Data for this exercise »
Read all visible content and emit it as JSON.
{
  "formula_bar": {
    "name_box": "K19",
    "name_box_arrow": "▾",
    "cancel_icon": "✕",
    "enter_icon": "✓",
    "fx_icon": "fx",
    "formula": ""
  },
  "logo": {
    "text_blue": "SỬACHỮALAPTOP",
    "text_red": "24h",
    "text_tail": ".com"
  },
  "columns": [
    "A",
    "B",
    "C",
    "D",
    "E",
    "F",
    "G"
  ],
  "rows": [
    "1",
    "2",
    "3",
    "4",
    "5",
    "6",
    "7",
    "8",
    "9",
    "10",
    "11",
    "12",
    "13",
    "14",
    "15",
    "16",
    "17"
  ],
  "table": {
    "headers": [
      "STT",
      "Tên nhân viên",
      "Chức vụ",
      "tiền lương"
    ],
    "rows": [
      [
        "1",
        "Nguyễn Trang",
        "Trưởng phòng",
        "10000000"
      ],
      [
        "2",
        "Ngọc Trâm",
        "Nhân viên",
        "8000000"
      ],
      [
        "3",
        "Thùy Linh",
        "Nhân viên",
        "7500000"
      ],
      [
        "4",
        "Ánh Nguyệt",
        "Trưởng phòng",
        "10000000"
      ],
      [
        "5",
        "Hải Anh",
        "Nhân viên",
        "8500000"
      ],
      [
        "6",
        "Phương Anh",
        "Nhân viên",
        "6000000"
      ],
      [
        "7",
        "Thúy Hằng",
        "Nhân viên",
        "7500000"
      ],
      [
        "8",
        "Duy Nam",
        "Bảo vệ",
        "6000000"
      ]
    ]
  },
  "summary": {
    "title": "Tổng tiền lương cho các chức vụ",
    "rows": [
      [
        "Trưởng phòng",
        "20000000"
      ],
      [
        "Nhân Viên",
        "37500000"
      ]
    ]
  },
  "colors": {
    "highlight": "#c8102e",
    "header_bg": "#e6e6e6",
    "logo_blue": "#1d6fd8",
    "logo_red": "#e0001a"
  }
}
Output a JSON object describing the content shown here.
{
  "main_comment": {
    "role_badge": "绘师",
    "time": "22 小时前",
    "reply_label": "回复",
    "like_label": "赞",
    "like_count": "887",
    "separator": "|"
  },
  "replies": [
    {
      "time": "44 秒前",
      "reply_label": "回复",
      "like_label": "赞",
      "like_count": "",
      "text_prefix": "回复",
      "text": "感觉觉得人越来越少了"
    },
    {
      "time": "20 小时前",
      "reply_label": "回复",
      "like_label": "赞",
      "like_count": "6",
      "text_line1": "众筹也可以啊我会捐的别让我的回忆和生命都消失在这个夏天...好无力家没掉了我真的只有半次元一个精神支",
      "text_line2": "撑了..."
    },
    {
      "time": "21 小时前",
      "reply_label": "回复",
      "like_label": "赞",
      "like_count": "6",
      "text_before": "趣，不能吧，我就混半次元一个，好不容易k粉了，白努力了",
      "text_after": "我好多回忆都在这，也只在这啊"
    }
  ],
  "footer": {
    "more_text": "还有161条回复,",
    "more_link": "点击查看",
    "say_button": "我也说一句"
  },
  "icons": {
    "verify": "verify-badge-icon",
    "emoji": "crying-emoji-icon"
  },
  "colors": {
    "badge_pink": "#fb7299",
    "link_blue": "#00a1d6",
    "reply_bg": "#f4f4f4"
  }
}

...

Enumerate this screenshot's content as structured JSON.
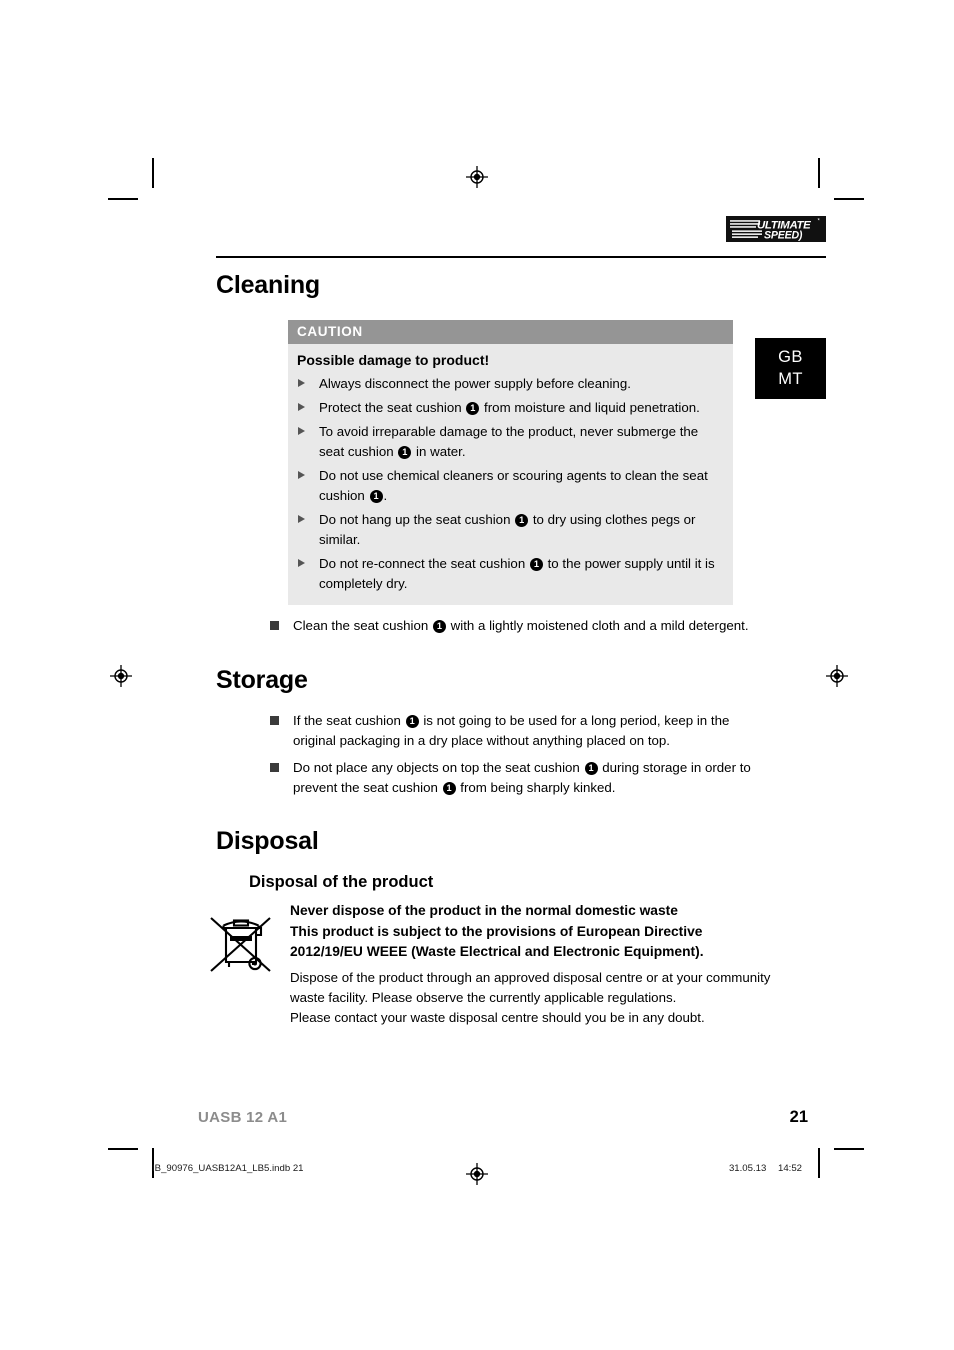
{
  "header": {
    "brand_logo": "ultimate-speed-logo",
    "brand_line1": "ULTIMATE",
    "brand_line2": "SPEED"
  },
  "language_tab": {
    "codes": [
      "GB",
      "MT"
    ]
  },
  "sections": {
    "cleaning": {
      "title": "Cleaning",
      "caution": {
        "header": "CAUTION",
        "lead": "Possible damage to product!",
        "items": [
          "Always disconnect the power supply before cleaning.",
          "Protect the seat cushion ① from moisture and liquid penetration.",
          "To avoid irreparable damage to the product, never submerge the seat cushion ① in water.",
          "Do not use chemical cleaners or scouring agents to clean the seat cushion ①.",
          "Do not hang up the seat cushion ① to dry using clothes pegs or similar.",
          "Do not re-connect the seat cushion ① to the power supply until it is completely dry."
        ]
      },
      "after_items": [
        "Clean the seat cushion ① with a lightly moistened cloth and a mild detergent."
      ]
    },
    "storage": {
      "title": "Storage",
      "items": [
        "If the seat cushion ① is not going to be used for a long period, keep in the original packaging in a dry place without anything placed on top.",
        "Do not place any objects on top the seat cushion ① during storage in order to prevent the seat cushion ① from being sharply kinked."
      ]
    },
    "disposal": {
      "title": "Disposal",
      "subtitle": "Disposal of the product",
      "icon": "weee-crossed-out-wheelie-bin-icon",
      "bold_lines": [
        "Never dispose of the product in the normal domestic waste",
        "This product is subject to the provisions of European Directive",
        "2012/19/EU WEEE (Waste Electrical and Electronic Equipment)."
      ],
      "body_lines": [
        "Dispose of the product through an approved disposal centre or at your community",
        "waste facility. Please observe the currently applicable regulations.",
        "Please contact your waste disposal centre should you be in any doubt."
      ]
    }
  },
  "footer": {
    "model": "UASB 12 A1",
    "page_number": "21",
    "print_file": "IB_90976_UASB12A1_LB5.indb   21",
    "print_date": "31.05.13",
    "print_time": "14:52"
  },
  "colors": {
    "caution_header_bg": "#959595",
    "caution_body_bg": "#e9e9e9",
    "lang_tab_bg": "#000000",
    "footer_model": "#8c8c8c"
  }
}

Task description » Copy out the lines that hold "damage".

Final answer »
        "lead": "Possible damage to product!",
          "To avoid irreparable damage to the product, never submerge the seat cushion ① in water.",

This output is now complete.